* WORK TO BE COMPLETED:
Copy every line from the records below that holds the word "Description".

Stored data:
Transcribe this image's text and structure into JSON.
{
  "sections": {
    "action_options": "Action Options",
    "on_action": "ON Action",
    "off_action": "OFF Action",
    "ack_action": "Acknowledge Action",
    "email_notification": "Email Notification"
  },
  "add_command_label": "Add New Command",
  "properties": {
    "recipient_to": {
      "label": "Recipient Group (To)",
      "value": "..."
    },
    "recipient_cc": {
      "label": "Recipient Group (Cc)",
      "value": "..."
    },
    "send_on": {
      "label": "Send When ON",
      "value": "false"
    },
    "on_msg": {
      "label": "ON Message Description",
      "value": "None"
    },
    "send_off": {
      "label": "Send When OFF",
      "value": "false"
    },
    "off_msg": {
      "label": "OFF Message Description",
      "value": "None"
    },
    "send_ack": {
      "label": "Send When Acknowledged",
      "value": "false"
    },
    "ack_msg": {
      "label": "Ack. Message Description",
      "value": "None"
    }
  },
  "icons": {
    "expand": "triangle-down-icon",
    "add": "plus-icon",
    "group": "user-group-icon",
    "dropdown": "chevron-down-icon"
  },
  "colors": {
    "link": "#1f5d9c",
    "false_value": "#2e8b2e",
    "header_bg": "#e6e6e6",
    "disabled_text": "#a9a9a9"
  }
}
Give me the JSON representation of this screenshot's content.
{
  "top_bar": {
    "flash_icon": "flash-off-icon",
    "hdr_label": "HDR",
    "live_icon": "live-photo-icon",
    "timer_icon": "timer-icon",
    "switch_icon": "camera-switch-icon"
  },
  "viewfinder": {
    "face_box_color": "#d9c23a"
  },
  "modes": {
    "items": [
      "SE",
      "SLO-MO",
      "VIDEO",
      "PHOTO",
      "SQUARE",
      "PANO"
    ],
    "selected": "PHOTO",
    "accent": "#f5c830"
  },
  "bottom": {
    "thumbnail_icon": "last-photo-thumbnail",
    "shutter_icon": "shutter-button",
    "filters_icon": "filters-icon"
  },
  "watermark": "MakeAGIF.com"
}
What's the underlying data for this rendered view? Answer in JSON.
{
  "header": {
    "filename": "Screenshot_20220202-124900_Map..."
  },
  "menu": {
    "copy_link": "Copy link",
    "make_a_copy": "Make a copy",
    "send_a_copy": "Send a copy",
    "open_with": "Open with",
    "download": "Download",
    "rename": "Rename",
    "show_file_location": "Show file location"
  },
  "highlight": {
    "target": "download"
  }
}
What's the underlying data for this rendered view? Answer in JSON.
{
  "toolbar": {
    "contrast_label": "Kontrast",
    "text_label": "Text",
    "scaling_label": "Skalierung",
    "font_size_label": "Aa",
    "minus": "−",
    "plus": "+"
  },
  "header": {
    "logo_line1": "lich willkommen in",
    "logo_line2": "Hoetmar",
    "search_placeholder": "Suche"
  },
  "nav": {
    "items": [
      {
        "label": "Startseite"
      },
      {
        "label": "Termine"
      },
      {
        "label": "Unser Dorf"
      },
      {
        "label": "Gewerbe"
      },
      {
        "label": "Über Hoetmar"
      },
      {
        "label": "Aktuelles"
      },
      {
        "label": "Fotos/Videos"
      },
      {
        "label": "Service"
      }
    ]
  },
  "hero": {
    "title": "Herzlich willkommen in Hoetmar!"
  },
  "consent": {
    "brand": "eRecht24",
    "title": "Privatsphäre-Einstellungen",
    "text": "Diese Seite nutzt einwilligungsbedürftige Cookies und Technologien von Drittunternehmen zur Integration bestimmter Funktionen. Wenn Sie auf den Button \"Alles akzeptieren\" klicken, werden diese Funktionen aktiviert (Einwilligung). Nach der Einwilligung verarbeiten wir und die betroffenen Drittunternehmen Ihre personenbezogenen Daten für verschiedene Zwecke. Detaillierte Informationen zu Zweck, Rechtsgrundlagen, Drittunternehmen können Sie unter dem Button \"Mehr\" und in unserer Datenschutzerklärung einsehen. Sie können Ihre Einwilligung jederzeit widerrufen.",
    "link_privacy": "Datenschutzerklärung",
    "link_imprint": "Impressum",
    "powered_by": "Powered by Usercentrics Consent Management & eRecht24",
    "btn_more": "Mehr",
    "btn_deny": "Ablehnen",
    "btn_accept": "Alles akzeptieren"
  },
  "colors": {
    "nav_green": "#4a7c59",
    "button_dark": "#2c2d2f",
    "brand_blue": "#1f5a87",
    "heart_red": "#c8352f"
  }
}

* EXERCISE SOLUTION:
      "label": "ON Message Description",
      "label": "OFF Message Description",
      "label": "Ack. Message Description",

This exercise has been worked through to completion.